Aim of the task: Extract every entry word for word. Skip the pictures.

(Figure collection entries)
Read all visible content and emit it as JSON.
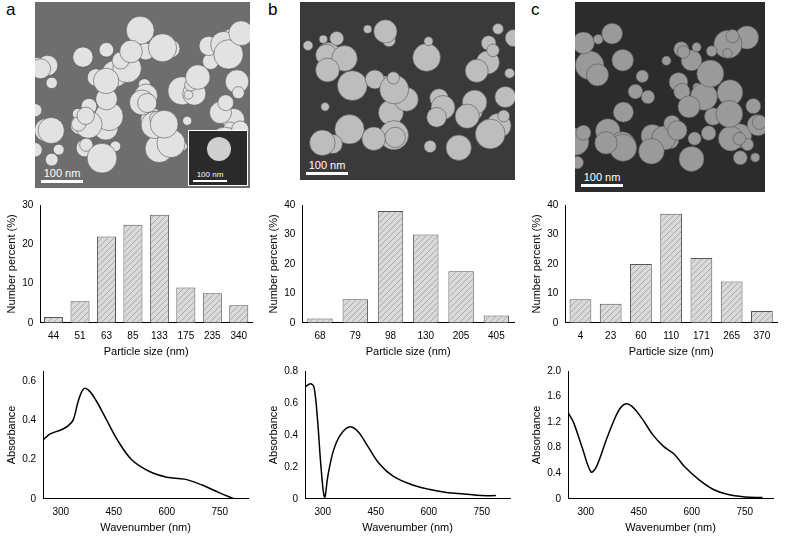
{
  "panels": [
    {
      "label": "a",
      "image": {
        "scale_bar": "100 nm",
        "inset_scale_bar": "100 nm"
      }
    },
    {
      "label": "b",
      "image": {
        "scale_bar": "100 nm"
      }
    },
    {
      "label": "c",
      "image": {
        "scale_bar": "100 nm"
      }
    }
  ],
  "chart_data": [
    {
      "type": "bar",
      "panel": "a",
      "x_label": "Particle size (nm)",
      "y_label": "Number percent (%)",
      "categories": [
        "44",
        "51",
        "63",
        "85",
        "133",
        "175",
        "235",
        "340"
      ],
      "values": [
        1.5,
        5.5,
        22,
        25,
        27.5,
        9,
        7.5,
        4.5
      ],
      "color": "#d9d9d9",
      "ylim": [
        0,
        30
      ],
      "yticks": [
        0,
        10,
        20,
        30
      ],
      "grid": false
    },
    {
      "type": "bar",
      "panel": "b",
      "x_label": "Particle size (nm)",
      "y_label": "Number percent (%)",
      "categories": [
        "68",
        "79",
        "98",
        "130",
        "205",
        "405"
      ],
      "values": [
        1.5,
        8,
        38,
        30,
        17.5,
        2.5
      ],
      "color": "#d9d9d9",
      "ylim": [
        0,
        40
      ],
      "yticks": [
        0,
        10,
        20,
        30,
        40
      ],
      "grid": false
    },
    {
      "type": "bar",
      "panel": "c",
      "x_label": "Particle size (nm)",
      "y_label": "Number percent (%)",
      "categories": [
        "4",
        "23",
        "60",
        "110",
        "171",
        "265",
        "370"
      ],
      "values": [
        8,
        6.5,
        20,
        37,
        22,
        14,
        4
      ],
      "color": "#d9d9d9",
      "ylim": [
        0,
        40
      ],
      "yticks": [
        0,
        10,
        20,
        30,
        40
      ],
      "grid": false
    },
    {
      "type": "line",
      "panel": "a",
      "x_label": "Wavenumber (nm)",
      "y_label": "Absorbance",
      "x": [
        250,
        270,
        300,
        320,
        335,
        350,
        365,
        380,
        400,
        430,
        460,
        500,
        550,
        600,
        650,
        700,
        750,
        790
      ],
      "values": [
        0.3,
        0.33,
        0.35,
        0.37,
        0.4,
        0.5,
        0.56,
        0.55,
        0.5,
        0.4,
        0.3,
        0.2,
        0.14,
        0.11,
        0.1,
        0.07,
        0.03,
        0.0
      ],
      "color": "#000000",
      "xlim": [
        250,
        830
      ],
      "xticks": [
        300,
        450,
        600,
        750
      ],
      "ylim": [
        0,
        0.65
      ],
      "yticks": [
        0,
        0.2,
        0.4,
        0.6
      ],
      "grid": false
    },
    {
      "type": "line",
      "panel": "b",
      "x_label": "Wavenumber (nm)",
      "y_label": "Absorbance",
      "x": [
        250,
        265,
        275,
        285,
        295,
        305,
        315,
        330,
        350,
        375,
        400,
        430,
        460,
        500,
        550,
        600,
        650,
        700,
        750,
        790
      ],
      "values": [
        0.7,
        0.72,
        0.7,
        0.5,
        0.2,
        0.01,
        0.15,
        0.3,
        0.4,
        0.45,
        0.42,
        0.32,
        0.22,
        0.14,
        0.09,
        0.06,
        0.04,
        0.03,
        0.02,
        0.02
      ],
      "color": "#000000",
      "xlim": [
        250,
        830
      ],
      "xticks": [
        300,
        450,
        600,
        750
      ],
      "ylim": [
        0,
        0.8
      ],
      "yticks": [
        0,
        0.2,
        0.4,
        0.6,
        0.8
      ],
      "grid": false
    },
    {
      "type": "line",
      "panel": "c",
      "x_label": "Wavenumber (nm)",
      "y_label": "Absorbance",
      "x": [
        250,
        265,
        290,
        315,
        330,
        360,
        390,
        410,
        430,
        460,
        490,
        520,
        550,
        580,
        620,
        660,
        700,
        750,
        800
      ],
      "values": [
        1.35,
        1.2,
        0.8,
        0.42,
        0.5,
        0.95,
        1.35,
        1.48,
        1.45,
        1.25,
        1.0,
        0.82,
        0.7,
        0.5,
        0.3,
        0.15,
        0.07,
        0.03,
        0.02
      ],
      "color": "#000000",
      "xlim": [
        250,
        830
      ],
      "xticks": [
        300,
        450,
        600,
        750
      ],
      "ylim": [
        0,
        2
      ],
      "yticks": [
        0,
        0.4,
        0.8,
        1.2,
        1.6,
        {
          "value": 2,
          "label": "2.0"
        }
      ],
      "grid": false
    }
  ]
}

Exercise response:
Read all visible content and emit it as JSON.
{
  "panels": [
    {
      "label": "a",
      "image": {
        "scale_bar": "100 nm",
        "inset_scale_bar": "100 nm"
      }
    },
    {
      "label": "b",
      "image": {
        "scale_bar": "100 nm"
      }
    },
    {
      "label": "c",
      "image": {
        "scale_bar": "100 nm"
      }
    }
  ],
  "chart_data": [
    {
      "type": "bar",
      "panel": "a",
      "x_label": "Particle size (nm)",
      "y_label": "Number percent (%)",
      "categories": [
        "44",
        "51",
        "63",
        "85",
        "133",
        "175",
        "235",
        "340"
      ],
      "values": [
        1.5,
        5.5,
        22,
        25,
        27.5,
        9,
        7.5,
        4.5
      ],
      "color": "#d9d9d9",
      "ylim": [
        0,
        30
      ],
      "yticks": [
        0,
        10,
        20,
        30
      ],
      "grid": false
    },
    {
      "type": "bar",
      "panel": "b",
      "x_label": "Particle size (nm)",
      "y_label": "Number percent (%)",
      "categories": [
        "68",
        "79",
        "98",
        "130",
        "205",
        "405"
      ],
      "values": [
        1.5,
        8,
        38,
        30,
        17.5,
        2.5
      ],
      "color": "#d9d9d9",
      "ylim": [
        0,
        40
      ],
      "yticks": [
        0,
        10,
        20,
        30,
        40
      ],
      "grid": false
    },
    {
      "type": "bar",
      "panel": "c",
      "x_label": "Particle size (nm)",
      "y_label": "Number percent (%)",
      "categories": [
        "4",
        "23",
        "60",
        "110",
        "171",
        "265",
        "370"
      ],
      "values": [
        8,
        6.5,
        20,
        37,
        22,
        14,
        4
      ],
      "color": "#d9d9d9",
      "ylim": [
        0,
        40
      ],
      "yticks": [
        0,
        10,
        20,
        30,
        40
      ],
      "grid": false
    },
    {
      "type": "line",
      "panel": "a",
      "x_label": "Wavenumber (nm)",
      "y_label": "Absorbance",
      "x": [
        250,
        270,
        300,
        320,
        335,
        350,
        365,
        380,
        400,
        430,
        460,
        500,
        550,
        600,
        650,
        700,
        750,
        790
      ],
      "values": [
        0.3,
        0.33,
        0.35,
        0.37,
        0.4,
        0.5,
        0.56,
        0.55,
        0.5,
        0.4,
        0.3,
        0.2,
        0.14,
        0.11,
        0.1,
        0.07,
        0.03,
        0.0
      ],
      "color": "#000000",
      "xlim": [
        250,
        830
      ],
      "xticks": [
        300,
        450,
        600,
        750
      ],
      "ylim": [
        0,
        0.65
      ],
      "yticks": [
        0,
        0.2,
        0.4,
        0.6
      ],
      "grid": false
    },
    {
      "type": "line",
      "panel": "b",
      "x_label": "Wavenumber (nm)",
      "y_label": "Absorbance",
      "x": [
        250,
        265,
        275,
        285,
        295,
        305,
        315,
        330,
        350,
        375,
        400,
        430,
        460,
        500,
        550,
        600,
        650,
        700,
        750,
        790
      ],
      "values": [
        0.7,
        0.72,
        0.7,
        0.5,
        0.2,
        0.01,
        0.15,
        0.3,
        0.4,
        0.45,
        0.42,
        0.32,
        0.22,
        0.14,
        0.09,
        0.06,
        0.04,
        0.03,
        0.02,
        0.02
      ],
      "color": "#000000",
      "xlim": [
        250,
        830
      ],
      "xticks": [
        300,
        450,
        600,
        750
      ],
      "ylim": [
        0,
        0.8
      ],
      "yticks": [
        0,
        0.2,
        0.4,
        0.6,
        0.8
      ],
      "grid": false
    },
    {
      "type": "line",
      "panel": "c",
      "x_label": "Wavenumber (nm)",
      "y_label": "Absorbance",
      "x": [
        250,
        265,
        290,
        315,
        330,
        360,
        390,
        410,
        430,
        460,
        490,
        520,
        550,
        580,
        620,
        660,
        700,
        750,
        800
      ],
      "values": [
        1.35,
        1.2,
        0.8,
        0.42,
        0.5,
        0.95,
        1.35,
        1.48,
        1.45,
        1.25,
        1.0,
        0.82,
        0.7,
        0.5,
        0.3,
        0.15,
        0.07,
        0.03,
        0.02
      ],
      "color": "#000000",
      "xlim": [
        250,
        830
      ],
      "xticks": [
        300,
        450,
        600,
        750
      ],
      "ylim": [
        0,
        2
      ],
      "yticks": [
        0,
        0.4,
        0.8,
        1.2,
        1.6,
        {
          "value": 2,
          "label": "2.0"
        }
      ],
      "grid": false
    }
  ]
}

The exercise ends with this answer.